Stored entries:

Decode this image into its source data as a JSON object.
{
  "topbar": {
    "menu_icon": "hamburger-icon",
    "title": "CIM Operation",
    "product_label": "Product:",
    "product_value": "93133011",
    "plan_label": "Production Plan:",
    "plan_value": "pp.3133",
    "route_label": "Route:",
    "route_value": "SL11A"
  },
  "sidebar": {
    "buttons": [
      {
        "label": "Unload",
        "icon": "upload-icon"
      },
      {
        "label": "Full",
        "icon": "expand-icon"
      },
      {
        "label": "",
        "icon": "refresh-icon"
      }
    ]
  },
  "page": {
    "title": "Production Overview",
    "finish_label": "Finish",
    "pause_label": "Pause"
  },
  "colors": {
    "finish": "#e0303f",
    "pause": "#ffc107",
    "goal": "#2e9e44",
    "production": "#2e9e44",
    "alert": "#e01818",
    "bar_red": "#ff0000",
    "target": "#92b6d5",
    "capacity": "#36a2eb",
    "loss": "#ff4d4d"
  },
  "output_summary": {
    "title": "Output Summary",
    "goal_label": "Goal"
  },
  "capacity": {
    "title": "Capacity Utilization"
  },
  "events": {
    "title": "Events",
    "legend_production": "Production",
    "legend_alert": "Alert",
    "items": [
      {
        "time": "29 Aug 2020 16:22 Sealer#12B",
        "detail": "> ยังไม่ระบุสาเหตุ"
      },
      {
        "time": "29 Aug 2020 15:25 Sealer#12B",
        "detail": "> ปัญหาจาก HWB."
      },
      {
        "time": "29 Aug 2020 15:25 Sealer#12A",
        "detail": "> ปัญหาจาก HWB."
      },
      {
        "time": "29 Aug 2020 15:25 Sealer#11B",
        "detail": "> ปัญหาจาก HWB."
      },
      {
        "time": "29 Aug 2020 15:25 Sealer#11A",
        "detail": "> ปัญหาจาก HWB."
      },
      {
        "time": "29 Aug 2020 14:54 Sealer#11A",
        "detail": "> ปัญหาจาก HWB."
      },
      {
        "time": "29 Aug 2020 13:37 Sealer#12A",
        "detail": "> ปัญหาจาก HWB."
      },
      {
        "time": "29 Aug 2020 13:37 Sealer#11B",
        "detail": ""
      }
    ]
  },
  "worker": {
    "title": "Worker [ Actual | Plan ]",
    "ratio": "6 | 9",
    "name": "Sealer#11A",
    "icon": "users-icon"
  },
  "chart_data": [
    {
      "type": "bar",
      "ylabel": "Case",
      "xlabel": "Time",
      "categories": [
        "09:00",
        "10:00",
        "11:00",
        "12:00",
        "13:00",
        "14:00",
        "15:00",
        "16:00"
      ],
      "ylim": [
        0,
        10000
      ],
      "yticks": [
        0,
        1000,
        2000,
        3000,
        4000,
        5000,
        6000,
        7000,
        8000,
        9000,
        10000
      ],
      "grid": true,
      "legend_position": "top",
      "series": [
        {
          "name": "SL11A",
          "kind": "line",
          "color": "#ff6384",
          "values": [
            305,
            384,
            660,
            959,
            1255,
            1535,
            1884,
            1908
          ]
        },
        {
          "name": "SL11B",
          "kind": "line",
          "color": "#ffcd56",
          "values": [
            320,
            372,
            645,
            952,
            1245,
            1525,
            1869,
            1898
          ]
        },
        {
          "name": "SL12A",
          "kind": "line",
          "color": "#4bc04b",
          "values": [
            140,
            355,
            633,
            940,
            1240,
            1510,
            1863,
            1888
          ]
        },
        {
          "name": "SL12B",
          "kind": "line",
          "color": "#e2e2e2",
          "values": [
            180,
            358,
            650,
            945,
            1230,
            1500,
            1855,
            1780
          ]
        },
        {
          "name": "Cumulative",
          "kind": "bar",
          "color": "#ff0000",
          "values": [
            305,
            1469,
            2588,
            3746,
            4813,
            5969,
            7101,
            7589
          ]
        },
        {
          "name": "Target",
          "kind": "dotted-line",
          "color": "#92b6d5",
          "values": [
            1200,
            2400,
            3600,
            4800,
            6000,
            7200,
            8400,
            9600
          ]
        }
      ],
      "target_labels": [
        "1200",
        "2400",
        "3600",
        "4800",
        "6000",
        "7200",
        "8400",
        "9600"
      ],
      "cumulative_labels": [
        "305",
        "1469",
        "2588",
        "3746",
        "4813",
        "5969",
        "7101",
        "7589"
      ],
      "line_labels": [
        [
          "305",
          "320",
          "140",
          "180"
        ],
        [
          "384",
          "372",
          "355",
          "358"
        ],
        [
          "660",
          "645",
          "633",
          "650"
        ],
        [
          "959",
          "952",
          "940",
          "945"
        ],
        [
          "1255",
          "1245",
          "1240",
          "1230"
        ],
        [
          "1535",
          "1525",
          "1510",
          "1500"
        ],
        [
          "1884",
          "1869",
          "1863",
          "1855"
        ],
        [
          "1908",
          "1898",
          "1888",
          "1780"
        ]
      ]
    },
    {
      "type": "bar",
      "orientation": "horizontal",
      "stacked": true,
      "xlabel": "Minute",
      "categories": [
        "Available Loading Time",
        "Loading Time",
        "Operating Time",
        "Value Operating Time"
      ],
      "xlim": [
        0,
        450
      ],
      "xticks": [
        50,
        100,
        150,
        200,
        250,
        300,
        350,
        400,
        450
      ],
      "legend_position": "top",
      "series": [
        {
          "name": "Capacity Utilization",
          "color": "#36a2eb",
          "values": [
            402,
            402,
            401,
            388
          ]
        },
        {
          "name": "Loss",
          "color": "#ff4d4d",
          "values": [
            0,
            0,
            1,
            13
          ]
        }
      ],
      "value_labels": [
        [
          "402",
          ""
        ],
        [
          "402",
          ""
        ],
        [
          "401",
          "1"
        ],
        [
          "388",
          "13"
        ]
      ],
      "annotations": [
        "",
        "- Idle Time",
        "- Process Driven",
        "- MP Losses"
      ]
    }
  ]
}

**Description of the task:**
Scan the entries above. Copy each line that has the string "Utilization".

**Result below:**
    "title": "Capacity Utilization"
          "name": "Capacity Utilization",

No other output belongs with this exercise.